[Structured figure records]
===============

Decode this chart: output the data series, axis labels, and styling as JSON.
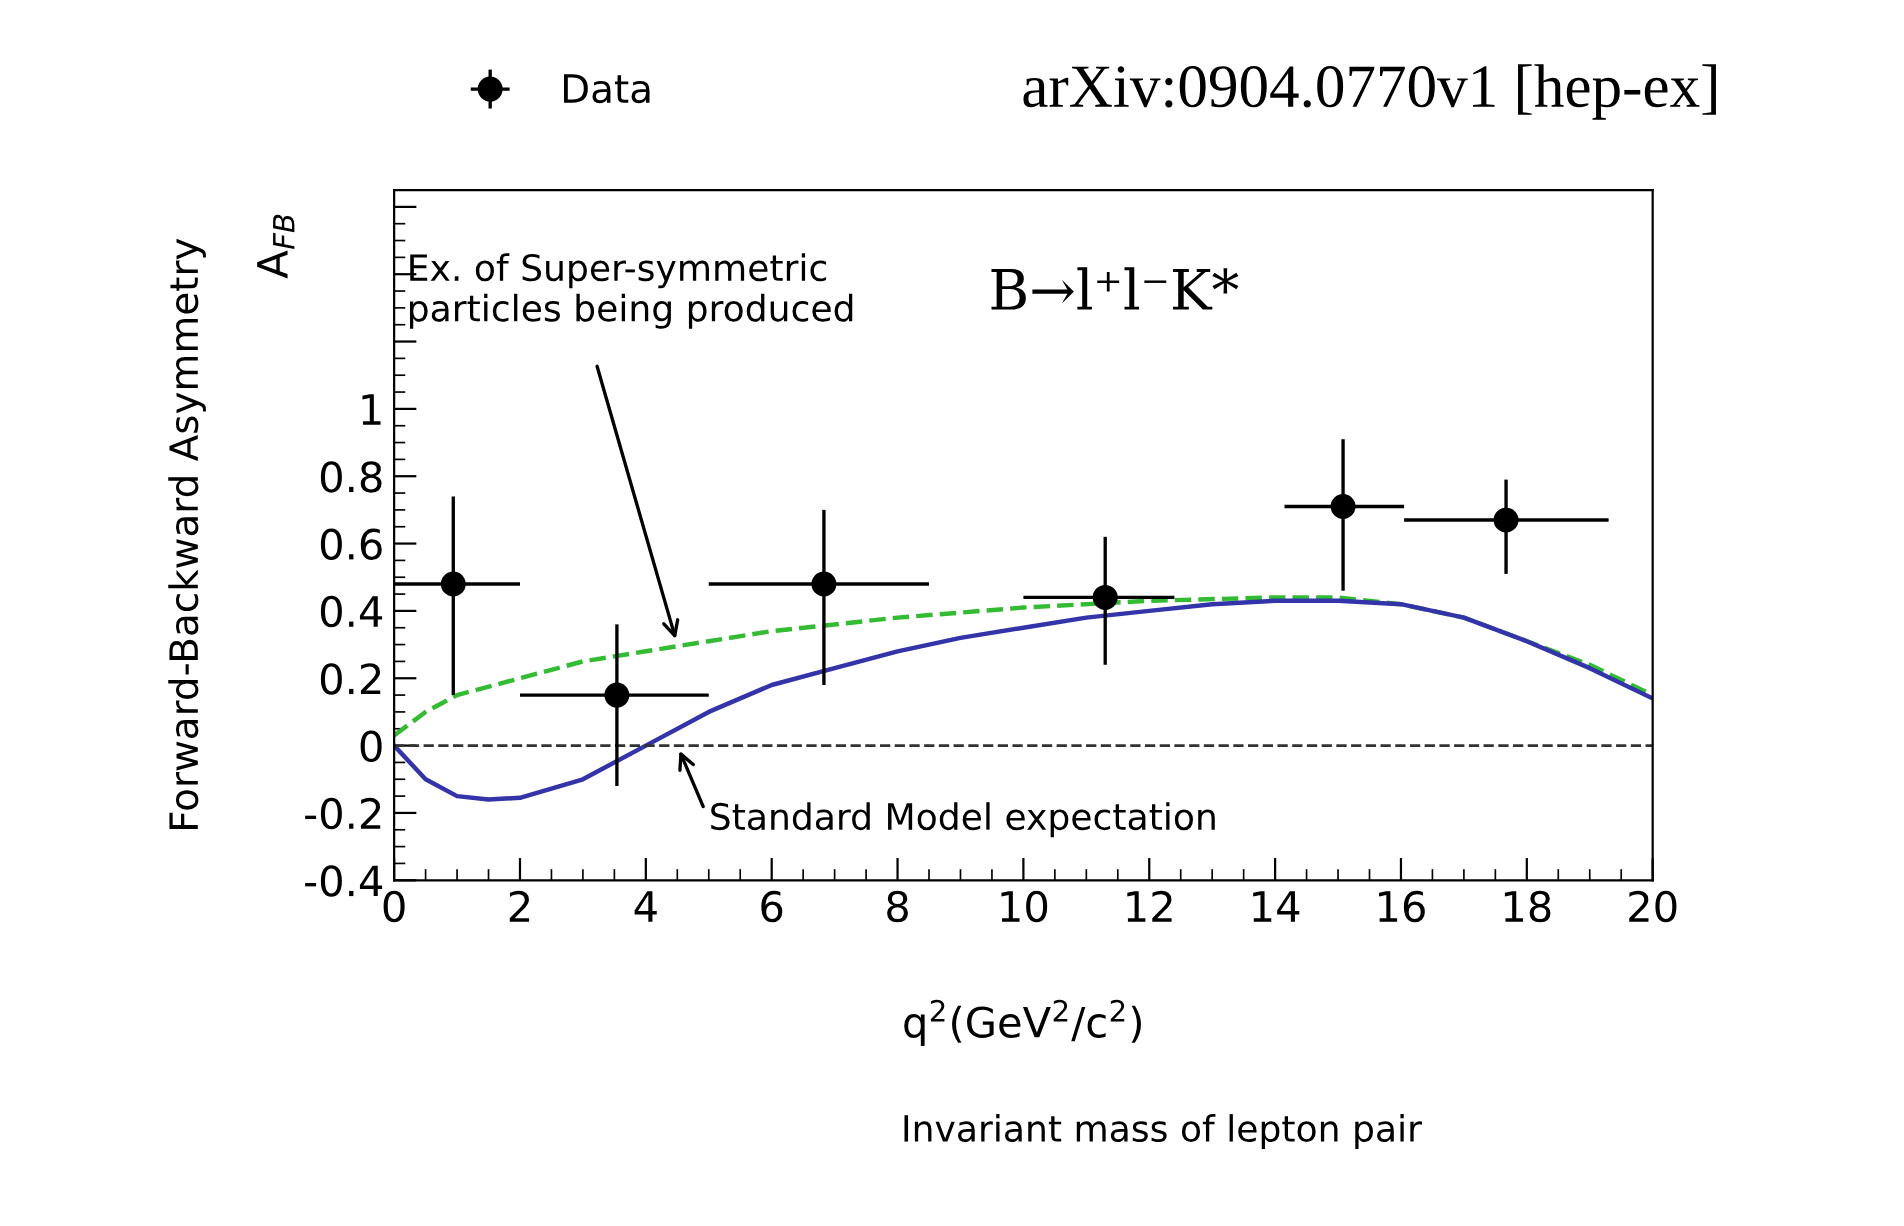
{
  "chart_data": {
    "type": "line",
    "xlabel": "q$^{2}$(GeV$^{2}$/c$^{2}$)",
    "ylabel": "Forward-Backward Asymmetry",
    "subtitle": "A$_{FB}$",
    "xlim": [
      0,
      20
    ],
    "xticks": [
      0,
      2,
      4,
      6,
      8,
      10,
      12,
      14,
      16,
      18,
      20
    ],
    "ylim": [
      -0.4,
      1.65
    ],
    "yticks": [
      {
        "value": -0.4,
        "label": "-0.4"
      },
      {
        "value": -0.2,
        "label": "-0.2"
      },
      0,
      0.2,
      0.4,
      0.6,
      0.8,
      1,
      {
        "value": 1.2,
        "label": null
      },
      {
        "value": 1.4,
        "label": null
      },
      {
        "value": 1.6,
        "label": null
      }
    ],
    "series": [
      {
        "name": "Data",
        "type": "scatter",
        "color": "#000000",
        "marker": "circle",
        "x": [
          0.94,
          3.54,
          6.83,
          11.3,
          15.08,
          17.67
        ],
        "values": [
          0.48,
          0.15,
          0.48,
          0.44,
          0.71,
          0.67
        ],
        "errors": [
          [
            0.15,
            0.74
          ],
          [
            -0.12,
            0.36
          ],
          [
            0.18,
            0.7
          ],
          [
            0.24,
            0.62
          ],
          [
            0.46,
            0.91
          ],
          [
            0.51,
            0.79
          ]
        ],
        "xerrors": [
          [
            0,
            2
          ],
          [
            2,
            5
          ],
          [
            5,
            8.5
          ],
          [
            10,
            12.4
          ],
          [
            14.15,
            16.05
          ],
          [
            16.05,
            19.3
          ]
        ]
      },
      {
        "color": "#33bb33",
        "line_style": "dashed",
        "x": [
          0,
          0.5,
          1,
          2,
          3,
          4,
          5,
          6,
          8,
          10,
          12,
          14,
          15,
          16,
          17,
          18,
          19,
          20
        ],
        "values": [
          0.03,
          0.1,
          0.15,
          0.2,
          0.25,
          0.28,
          0.31,
          0.34,
          0.38,
          0.41,
          0.43,
          0.44,
          0.44,
          0.42,
          0.38,
          0.31,
          0.24,
          0.15
        ]
      },
      {
        "color": "#3333aa",
        "line_style": "solid",
        "x": [
          0,
          0.5,
          1,
          1.5,
          2,
          3,
          4,
          5,
          6,
          7,
          8,
          9,
          10,
          11,
          12,
          13,
          14,
          15,
          16,
          17,
          18,
          19,
          20
        ],
        "values": [
          0,
          -0.1,
          -0.15,
          -0.16,
          -0.155,
          -0.1,
          0,
          0.1,
          0.18,
          0.23,
          0.28,
          0.32,
          0.35,
          0.38,
          0.4,
          0.42,
          0.43,
          0.43,
          0.42,
          0.38,
          0.31,
          0.23,
          0.14
        ]
      }
    ],
    "ref_lines": [
      {
        "axis": "y",
        "value": 0,
        "color": "#333333",
        "line_style": "dashed"
      }
    ],
    "annotations": [
      {
        "text": "Ex. of Super-symmetric\nparticles being produced",
        "x": 4.5,
        "y": 0.3
      },
      {
        "text": "Standard Model expectation",
        "x": 4.5,
        "y": 0
      },
      "B→l⁺l⁻K*",
      "arXiv:0904.0770v1 [hep-ex]",
      "Invariant mass of lepton pair"
    ],
    "legend": "top",
    "grid": false
  }
}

===============

Written instruction: Check each line of the data above for the string "series", then report how many lines have it, with no other words.

Written answer: 2